▶ **Challenge**
Report all lines holding "стоимость".

▶ **Entries provided**
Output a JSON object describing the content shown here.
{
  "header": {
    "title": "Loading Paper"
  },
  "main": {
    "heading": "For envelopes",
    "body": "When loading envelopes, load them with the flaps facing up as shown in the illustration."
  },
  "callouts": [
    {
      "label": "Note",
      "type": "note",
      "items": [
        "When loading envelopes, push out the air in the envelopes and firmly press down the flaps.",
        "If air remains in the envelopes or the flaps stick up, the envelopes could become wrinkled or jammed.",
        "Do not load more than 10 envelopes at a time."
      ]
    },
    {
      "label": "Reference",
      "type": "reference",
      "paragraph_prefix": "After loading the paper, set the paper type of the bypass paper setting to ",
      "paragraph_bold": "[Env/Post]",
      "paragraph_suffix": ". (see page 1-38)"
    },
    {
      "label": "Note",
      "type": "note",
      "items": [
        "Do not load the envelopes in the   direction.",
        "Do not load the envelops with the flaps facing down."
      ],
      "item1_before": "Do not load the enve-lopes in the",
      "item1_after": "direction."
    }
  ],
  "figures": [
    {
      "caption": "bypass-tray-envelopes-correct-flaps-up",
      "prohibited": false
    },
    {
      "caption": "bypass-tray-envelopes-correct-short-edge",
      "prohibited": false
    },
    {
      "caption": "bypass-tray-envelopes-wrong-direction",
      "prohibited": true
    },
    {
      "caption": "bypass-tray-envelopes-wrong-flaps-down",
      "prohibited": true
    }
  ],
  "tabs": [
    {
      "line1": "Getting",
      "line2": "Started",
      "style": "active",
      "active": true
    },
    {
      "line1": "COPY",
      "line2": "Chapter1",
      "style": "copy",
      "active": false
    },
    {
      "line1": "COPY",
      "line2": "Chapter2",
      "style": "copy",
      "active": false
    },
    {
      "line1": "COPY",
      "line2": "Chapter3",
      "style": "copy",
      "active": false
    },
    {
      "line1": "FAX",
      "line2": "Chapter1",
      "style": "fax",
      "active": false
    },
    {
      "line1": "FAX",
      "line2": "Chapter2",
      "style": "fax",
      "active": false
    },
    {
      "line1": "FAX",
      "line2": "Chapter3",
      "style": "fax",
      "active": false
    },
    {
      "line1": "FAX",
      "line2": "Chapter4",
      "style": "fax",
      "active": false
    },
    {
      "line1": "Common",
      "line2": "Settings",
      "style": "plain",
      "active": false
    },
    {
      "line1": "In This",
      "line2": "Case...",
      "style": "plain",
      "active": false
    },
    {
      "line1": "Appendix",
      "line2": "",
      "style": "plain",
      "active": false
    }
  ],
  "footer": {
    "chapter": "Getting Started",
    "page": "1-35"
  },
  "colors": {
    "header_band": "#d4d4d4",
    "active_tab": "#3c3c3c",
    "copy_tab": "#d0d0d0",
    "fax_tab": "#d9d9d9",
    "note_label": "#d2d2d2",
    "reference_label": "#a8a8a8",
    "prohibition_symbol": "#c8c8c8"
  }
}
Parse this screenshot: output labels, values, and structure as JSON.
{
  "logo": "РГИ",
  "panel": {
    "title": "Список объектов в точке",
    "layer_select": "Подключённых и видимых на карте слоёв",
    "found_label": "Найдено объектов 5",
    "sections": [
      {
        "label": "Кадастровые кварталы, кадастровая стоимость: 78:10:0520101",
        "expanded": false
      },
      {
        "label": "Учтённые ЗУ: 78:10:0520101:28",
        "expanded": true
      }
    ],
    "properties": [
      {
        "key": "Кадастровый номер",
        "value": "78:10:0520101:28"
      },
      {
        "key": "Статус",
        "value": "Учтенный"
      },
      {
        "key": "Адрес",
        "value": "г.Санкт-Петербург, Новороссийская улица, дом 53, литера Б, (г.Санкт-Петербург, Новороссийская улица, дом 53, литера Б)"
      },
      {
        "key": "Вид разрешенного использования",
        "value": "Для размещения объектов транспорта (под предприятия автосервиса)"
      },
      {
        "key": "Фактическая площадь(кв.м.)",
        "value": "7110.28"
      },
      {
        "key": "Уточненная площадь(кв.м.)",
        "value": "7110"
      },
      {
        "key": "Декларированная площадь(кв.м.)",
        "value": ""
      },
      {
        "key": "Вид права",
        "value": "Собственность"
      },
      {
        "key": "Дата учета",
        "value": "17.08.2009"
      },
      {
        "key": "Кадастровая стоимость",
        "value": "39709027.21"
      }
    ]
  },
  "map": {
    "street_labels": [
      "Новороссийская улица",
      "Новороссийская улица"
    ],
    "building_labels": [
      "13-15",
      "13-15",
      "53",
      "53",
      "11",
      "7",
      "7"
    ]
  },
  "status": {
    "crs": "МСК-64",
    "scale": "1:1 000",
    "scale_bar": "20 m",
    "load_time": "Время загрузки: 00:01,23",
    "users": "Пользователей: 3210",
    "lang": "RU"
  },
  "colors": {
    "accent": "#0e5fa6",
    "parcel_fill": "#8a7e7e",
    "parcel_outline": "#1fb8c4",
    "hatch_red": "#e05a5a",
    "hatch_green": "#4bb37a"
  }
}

▶ **Answer to the exercise**
        "label": "Кадастровые кварталы, кадастровая стоимость: 78:10:0520101",
        "key": "Кадастровая стоимость",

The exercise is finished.